- [GIVEN TASK]:
Reproduce these records, switching every "social-link" to "profile-link" and leaving everything else unchanged.

--

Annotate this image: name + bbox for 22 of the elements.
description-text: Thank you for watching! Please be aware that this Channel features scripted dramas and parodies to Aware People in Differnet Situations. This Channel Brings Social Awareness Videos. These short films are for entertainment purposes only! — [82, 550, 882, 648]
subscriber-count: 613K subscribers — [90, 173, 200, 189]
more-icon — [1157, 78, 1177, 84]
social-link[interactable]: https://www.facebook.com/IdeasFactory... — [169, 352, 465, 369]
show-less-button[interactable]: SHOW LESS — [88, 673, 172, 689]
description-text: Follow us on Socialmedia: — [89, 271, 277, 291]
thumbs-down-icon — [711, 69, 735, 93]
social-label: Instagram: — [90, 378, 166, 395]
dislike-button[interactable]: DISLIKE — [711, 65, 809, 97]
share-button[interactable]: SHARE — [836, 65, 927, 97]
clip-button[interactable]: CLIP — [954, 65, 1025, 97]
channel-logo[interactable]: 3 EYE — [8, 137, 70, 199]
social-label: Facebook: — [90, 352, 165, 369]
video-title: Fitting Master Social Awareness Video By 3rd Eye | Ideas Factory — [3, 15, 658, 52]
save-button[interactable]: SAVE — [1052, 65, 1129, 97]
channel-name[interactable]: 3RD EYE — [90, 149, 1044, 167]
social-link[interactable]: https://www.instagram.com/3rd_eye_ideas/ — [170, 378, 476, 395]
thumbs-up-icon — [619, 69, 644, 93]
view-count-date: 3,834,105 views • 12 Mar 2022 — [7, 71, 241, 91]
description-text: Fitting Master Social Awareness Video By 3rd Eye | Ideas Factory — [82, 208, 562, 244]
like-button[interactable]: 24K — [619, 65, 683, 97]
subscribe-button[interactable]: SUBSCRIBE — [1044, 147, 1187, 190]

--

- [WRITTEN RESPONSE]:
Annotate this image: name + bbox for 22 of the elements.
description-text: Thank you for watching! Please be aware that this Channel features scripted dramas and parodies to Aware People in Differnet Situations. This Channel Brings Social Awareness Videos. These short films are for entertainment purposes only! — [82, 550, 882, 648]
subscriber-count: 613K subscribers — [90, 173, 200, 189]
more-icon — [1157, 78, 1177, 84]
profile-link[interactable]: https://www.facebook.com/IdeasFactory... — [169, 352, 465, 369]
show-less-button[interactable]: SHOW LESS — [88, 673, 172, 689]
description-text: Follow us on Socialmedia: — [89, 271, 277, 291]
thumbs-down-icon — [711, 69, 735, 93]
social-label: Instagram: — [90, 378, 166, 395]
dislike-button[interactable]: DISLIKE — [711, 65, 809, 97]
share-button[interactable]: SHARE — [836, 65, 927, 97]
clip-button[interactable]: CLIP — [954, 65, 1025, 97]
channel-logo[interactable]: 3 EYE — [8, 137, 70, 199]
social-label: Facebook: — [90, 352, 165, 369]
video-title: Fitting Master Social Awareness Video By 3rd Eye | Ideas Factory — [3, 15, 658, 52]
save-button[interactable]: SAVE — [1052, 65, 1129, 97]
channel-name[interactable]: 3RD EYE — [90, 149, 1044, 167]
profile-link[interactable]: https://www.instagram.com/3rd_eye_ideas/ — [170, 378, 476, 395]
thumbs-up-icon — [619, 69, 644, 93]
view-count-date: 3,834,105 views • 12 Mar 2022 — [7, 71, 241, 91]
description-text: Fitting Master Social Awareness Video By 3rd Eye | Ideas Factory — [82, 208, 562, 244]
like-button[interactable]: 24K — [619, 65, 683, 97]
subscribe-button[interactable]: SUBSCRIBE — [1044, 147, 1187, 190]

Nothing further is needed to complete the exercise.